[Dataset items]
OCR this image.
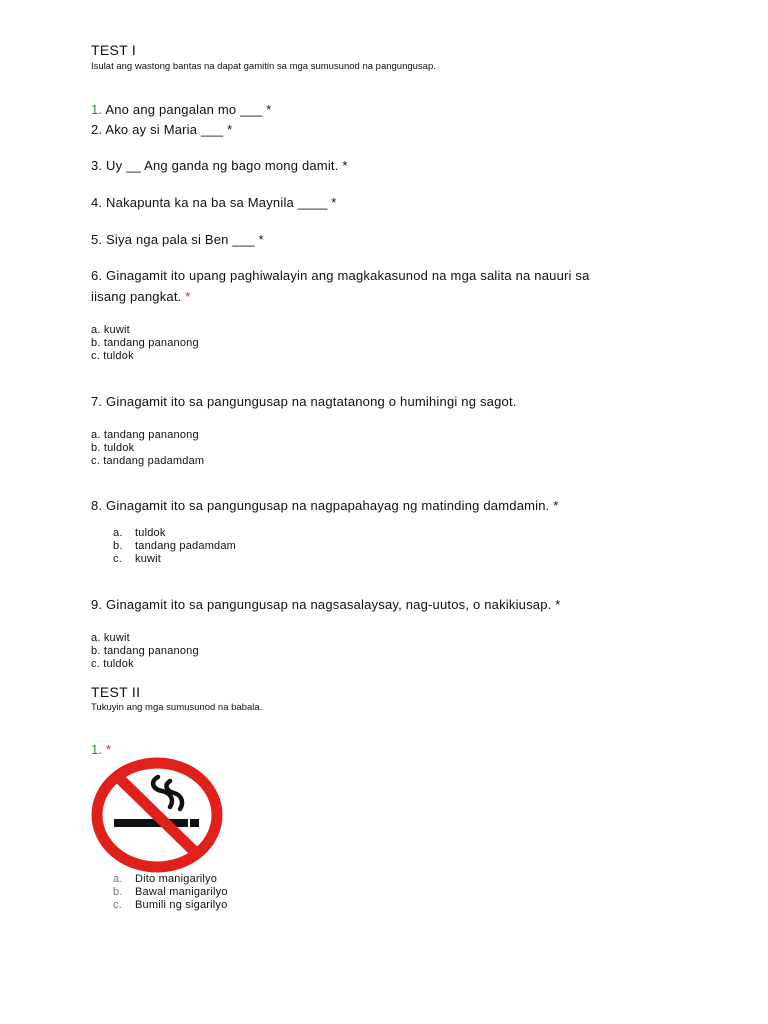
TEST I
Isulat ang wastong bantas na dapat gamitin sa mga sumusunod na pangungusap.
1. Ano ang pangalan mo ___ *
2. Ako ay si Maria ___ *
3. Uy __ Ang ganda ng bago mong damit. *
4. Nakapunta ka na ba sa Maynila ____ *
5. Siya nga pala si Ben ___ *
6. Ginagamit ito upang paghiwalayin ang magkakasunod na mga salita na nauuri sa
iisang pangkat. *
a. kuwit
b. tandang pananong
c. tuldok
7. Ginagamit ito sa pangungusap na nagtatanong o humihingi ng sagot.
a. tandang pananong
b. tuldok
c. tandang padamdam
8. Ginagamit ito sa pangungusap na nagpapahayag ng matinding damdamin. *
a. tuldok
b. tandang padamdam
c. kuwit
9. Ginagamit ito sa pangungusap na nagsasalaysay, nag-uutos, o nakikiusap. *
a. kuwit
b. tandang pananong
c. tuldok
TEST II
Tukuyin ang mga sumusunod na babala.
1. *
a. Dito manigarilyo
b. Bawal manigarilyo
c. Bumili ng sigarilyo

> [Set problem]: Without the pictures, write out every entry precisely as it appears.

> [Solved problem]:
OCR this image.
TEST I
Isulat ang wastong bantas na dapat gamitin sa mga sumusunod na pangungusap.
1. Ano ang pangalan mo ___ *
2. Ako ay si Maria ___ *
3. Uy __ Ang ganda ng bago mong damit. *
4. Nakapunta ka na ba sa Maynila ____ *
5. Siya nga pala si Ben ___ *
6. Ginagamit ito upang paghiwalayin ang magkakasunod na mga salita na nauuri sa
iisang pangkat. *
a. kuwit
b. tandang pananong
c. tuldok
7. Ginagamit ito sa pangungusap na nagtatanong o humihingi ng sagot.
a. tandang pananong
b. tuldok
c. tandang padamdam
8. Ginagamit ito sa pangungusap na nagpapahayag ng matinding damdamin. *
a. tuldok
b. tandang padamdam
c. kuwit
9. Ginagamit ito sa pangungusap na nagsasalaysay, nag-uutos, o nakikiusap. *
a. kuwit
b. tandang pananong
c. tuldok
TEST II
Tukuyin ang mga sumusunod na babala.
1. *
a. Dito manigarilyo
b. Bawal manigarilyo
c. Bumili ng sigarilyo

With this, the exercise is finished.